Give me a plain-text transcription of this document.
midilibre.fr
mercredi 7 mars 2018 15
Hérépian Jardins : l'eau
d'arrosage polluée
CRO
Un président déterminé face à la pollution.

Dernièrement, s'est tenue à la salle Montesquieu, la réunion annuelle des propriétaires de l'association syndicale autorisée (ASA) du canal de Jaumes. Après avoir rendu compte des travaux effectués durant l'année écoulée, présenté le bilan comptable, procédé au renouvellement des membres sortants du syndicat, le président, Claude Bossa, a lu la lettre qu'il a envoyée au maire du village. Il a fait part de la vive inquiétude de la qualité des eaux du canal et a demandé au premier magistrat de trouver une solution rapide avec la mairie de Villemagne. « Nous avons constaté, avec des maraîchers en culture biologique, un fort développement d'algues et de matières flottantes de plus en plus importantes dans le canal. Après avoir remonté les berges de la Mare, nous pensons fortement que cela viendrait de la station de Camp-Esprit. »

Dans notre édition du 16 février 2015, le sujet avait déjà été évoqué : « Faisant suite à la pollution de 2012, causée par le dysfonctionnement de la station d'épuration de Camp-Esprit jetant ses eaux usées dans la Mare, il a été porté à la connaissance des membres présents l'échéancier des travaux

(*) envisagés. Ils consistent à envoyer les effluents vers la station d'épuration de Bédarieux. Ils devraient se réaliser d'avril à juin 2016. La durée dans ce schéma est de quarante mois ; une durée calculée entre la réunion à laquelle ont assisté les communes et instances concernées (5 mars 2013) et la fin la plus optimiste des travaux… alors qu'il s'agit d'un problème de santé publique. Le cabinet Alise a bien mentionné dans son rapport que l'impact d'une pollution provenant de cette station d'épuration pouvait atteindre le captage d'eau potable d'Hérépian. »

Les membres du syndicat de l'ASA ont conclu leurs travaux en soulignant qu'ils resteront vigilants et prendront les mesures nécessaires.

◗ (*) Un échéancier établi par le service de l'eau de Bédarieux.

Directive –
Extract all lines as given.

Full answer –
Give me a plain-text transcription of this document.
midilibre.fr
mercredi 7 mars 2018 15
Hérépian Jardins : l'eau
d'arrosage polluée
CRO
Un président déterminé face à la pollution.

Dernièrement, s'est tenue à la salle Montesquieu, la réunion annuelle des propriétaires de l'association syndicale autorisée (ASA) du canal de Jaumes. Après avoir rendu compte des travaux effectués durant l'année écoulée, présenté le bilan comptable, procédé au renouvellement des membres sortants du syndicat, le président, Claude Bossa, a lu la lettre qu'il a envoyée au maire du village. Il a fait part de la vive inquiétude de la qualité des eaux du canal et a demandé au premier magistrat de trouver une solution rapide avec la mairie de Villemagne. « Nous avons constaté, avec des maraîchers en culture biologique, un fort développement d'algues et de matières flottantes de plus en plus importantes dans le canal. Après avoir remonté les berges de la Mare, nous pensons fortement que cela viendrait de la station de Camp-Esprit. »

Dans notre édition du 16 février 2015, le sujet avait déjà été évoqué : « Faisant suite à la pollution de 2012, causée par le dysfonctionnement de la station d'épuration de Camp-Esprit jetant ses eaux usées dans la Mare, il a été porté à la connaissance des membres présents l'échéancier des travaux

(*) envisagés. Ils consistent à envoyer les effluents vers la station d'épuration de Bédarieux. Ils devraient se réaliser d'avril à juin 2016. La durée dans ce schéma est de quarante mois ; une durée calculée entre la réunion à laquelle ont assisté les communes et instances concernées (5 mars 2013) et la fin la plus optimiste des travaux… alors qu'il s'agit d'un problème de santé publique. Le cabinet Alise a bien mentionné dans son rapport que l'impact d'une pollution provenant de cette station d'épuration pouvait atteindre le captage d'eau potable d'Hérépian. »

Les membres du syndicat de l'ASA ont conclu leurs travaux en soulignant qu'ils resteront vigilants et prendront les mesures nécessaires.

◗ (*) Un échéancier établi par le service de l'eau de Bédarieux.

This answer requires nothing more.